** START OF SOURCE DATA **

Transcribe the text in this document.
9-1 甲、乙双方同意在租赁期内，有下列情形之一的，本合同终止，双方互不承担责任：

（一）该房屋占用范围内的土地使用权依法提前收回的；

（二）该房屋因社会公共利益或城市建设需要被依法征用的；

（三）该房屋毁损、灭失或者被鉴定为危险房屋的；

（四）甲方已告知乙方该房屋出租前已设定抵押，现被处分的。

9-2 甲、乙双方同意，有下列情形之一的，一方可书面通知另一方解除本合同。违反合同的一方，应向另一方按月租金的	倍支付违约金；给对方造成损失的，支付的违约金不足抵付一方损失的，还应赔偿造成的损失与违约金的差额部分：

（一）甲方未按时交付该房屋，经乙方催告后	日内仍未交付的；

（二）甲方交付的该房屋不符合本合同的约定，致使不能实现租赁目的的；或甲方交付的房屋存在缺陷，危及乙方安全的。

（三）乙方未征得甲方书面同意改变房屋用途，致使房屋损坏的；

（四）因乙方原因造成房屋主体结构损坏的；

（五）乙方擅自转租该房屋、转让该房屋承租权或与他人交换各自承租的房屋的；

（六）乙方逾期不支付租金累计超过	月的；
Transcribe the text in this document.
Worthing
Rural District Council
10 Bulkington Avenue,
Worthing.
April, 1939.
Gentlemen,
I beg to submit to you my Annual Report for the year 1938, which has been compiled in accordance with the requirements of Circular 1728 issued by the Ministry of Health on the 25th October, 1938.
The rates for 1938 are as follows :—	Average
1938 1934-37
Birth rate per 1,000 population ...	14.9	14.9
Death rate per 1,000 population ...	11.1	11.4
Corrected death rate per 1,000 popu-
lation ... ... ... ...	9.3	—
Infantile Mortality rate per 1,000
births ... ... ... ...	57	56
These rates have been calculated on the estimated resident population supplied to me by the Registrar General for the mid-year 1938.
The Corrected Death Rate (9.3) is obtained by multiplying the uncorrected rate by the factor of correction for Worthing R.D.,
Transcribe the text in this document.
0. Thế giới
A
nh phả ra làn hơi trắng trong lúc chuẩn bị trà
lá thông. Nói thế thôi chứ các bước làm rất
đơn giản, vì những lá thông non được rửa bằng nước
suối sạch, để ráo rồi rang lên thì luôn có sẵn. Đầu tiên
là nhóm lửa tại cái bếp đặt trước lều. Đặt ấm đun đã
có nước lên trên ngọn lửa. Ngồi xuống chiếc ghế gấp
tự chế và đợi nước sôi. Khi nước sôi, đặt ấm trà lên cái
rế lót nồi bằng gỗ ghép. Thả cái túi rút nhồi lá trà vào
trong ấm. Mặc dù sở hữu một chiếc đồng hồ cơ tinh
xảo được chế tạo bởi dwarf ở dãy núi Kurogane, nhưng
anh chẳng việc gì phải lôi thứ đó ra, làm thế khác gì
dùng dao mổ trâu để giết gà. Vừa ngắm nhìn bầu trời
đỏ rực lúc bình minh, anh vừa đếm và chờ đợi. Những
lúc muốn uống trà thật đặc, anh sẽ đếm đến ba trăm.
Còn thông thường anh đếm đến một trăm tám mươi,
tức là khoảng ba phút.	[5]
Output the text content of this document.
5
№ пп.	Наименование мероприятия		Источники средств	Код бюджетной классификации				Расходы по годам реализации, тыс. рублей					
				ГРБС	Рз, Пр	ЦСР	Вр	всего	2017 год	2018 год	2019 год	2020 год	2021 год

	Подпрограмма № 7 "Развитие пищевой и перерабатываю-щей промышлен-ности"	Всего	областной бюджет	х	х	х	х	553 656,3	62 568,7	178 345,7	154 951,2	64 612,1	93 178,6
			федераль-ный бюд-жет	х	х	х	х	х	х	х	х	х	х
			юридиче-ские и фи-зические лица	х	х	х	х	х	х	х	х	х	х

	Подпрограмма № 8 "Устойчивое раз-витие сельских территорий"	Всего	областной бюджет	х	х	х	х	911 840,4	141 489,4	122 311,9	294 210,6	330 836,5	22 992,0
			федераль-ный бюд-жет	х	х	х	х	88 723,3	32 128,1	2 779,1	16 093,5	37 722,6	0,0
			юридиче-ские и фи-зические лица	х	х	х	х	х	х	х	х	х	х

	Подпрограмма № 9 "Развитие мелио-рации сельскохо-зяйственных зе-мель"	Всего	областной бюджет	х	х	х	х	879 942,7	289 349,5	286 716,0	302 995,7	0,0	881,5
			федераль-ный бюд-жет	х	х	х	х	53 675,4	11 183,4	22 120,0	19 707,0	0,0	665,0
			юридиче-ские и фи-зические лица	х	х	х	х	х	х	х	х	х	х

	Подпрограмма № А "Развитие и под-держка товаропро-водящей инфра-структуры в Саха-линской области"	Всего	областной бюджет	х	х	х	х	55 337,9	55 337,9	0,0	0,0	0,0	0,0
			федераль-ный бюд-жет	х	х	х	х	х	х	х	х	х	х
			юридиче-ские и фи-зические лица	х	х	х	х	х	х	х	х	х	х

** END OF SOURCE DATA **

■ DIRECTIONS FOR THIS TASK: Restate every record exactly, leaving nothing out.

■ WORKED SOLUTION:
Transcribe the text in this document.
9-1 甲、乙双方同意在租赁期内，有下列情形之一的，本合同终止，双方互不承担责任：

（一）该房屋占用范围内的土地使用权依法提前收回的；

（二）该房屋因社会公共利益或城市建设需要被依法征用的；

（三）该房屋毁损、灭失或者被鉴定为危险房屋的；

（四）甲方已告知乙方该房屋出租前已设定抵押，现被处分的。

9-2 甲、乙双方同意，有下列情形之一的，一方可书面通知另一方解除本合同。违反合同的一方，应向另一方按月租金的	倍支付违约金；给对方造成损失的，支付的违约金不足抵付一方损失的，还应赔偿造成的损失与违约金的差额部分：

（一）甲方未按时交付该房屋，经乙方催告后	日内仍未交付的；

（二）甲方交付的该房屋不符合本合同的约定，致使不能实现租赁目的的；或甲方交付的房屋存在缺陷，危及乙方安全的。

（三）乙方未征得甲方书面同意改变房屋用途，致使房屋损坏的；

（四）因乙方原因造成房屋主体结构损坏的；

（五）乙方擅自转租该房屋、转让该房屋承租权或与他人交换各自承租的房屋的；

（六）乙方逾期不支付租金累计超过	月的；
Transcribe the text in this document.
Worthing
Rural District Council
10 Bulkington Avenue,
Worthing.
April, 1939.
Gentlemen,
I beg to submit to you my Annual Report for the year 1938, which has been compiled in accordance with the requirements of Circular 1728 issued by the Ministry of Health on the 25th October, 1938.
The rates for 1938 are as follows :—	Average
1938 1934-37
Birth rate per 1,000 population ...	14.9	14.9
Death rate per 1,000 population ...	11.1	11.4
Corrected death rate per 1,000 popu-
lation ... ... ... ...	9.3	—
Infantile Mortality rate per 1,000
births ... ... ... ...	57	56
These rates have been calculated on the estimated resident population supplied to me by the Registrar General for the mid-year 1938.
The Corrected Death Rate (9.3) is obtained by multiplying the uncorrected rate by the factor of correction for Worthing R.D.,
Transcribe the text in this document.
0. Thế giới
A
nh phả ra làn hơi trắng trong lúc chuẩn bị trà
lá thông. Nói thế thôi chứ các bước làm rất
đơn giản, vì những lá thông non được rửa bằng nước
suối sạch, để ráo rồi rang lên thì luôn có sẵn. Đầu tiên
là nhóm lửa tại cái bếp đặt trước lều. Đặt ấm đun đã
có nước lên trên ngọn lửa. Ngồi xuống chiếc ghế gấp
tự chế và đợi nước sôi. Khi nước sôi, đặt ấm trà lên cái
rế lót nồi bằng gỗ ghép. Thả cái túi rút nhồi lá trà vào
trong ấm. Mặc dù sở hữu một chiếc đồng hồ cơ tinh
xảo được chế tạo bởi dwarf ở dãy núi Kurogane, nhưng
anh chẳng việc gì phải lôi thứ đó ra, làm thế khác gì
dùng dao mổ trâu để giết gà. Vừa ngắm nhìn bầu trời
đỏ rực lúc bình minh, anh vừa đếm và chờ đợi. Những
lúc muốn uống trà thật đặc, anh sẽ đếm đến ba trăm.
Còn thông thường anh đếm đến một trăm tám mươi,
tức là khoảng ba phút.	[5]
Output the text content of this document.
5
№ пп.	Наименование мероприятия		Источники средств	Код бюджетной классификации				Расходы по годам реализации, тыс. рублей					
				ГРБС	Рз, Пр	ЦСР	Вр	всего	2017 год	2018 год	2019 год	2020 год	2021 год

	Подпрограмма № 7 "Развитие пищевой и перерабатываю-щей промышлен-ности"	Всего	областной бюджет	х	х	х	х	553 656,3	62 568,7	178 345,7	154 951,2	64 612,1	93 178,6
			федераль-ный бюд-жет	х	х	х	х	х	х	х	х	х	х
			юридиче-ские и фи-зические лица	х	х	х	х	х	х	х	х	х	х

	Подпрограмма № 8 "Устойчивое раз-витие сельских территорий"	Всего	областной бюджет	х	х	х	х	911 840,4	141 489,4	122 311,9	294 210,6	330 836,5	22 992,0
			федераль-ный бюд-жет	х	х	х	х	88 723,3	32 128,1	2 779,1	16 093,5	37 722,6	0,0
			юридиче-ские и фи-зические лица	х	х	х	х	х	х	х	х	х	х

	Подпрограмма № 9 "Развитие мелио-рации сельскохо-зяйственных зе-мель"	Всего	областной бюджет	х	х	х	х	879 942,7	289 349,5	286 716,0	302 995,7	0,0	881,5
			федераль-ный бюд-жет	х	х	х	х	53 675,4	11 183,4	22 120,0	19 707,0	0,0	665,0
			юридиче-ские и фи-зические лица	х	х	х	х	х	х	х	х	х	х

	Подпрограмма № А "Развитие и под-держка товаропро-водящей инфра-структуры в Саха-линской области"	Всего	областной бюджет	х	х	х	х	55 337,9	55 337,9	0,0	0,0	0,0	0,0
			федераль-ный бюд-жет	х	х	х	х	х	х	х	х	х	х
			юридиче-ские и фи-зические лица	х	х	х	х	х	х	х	х	х	х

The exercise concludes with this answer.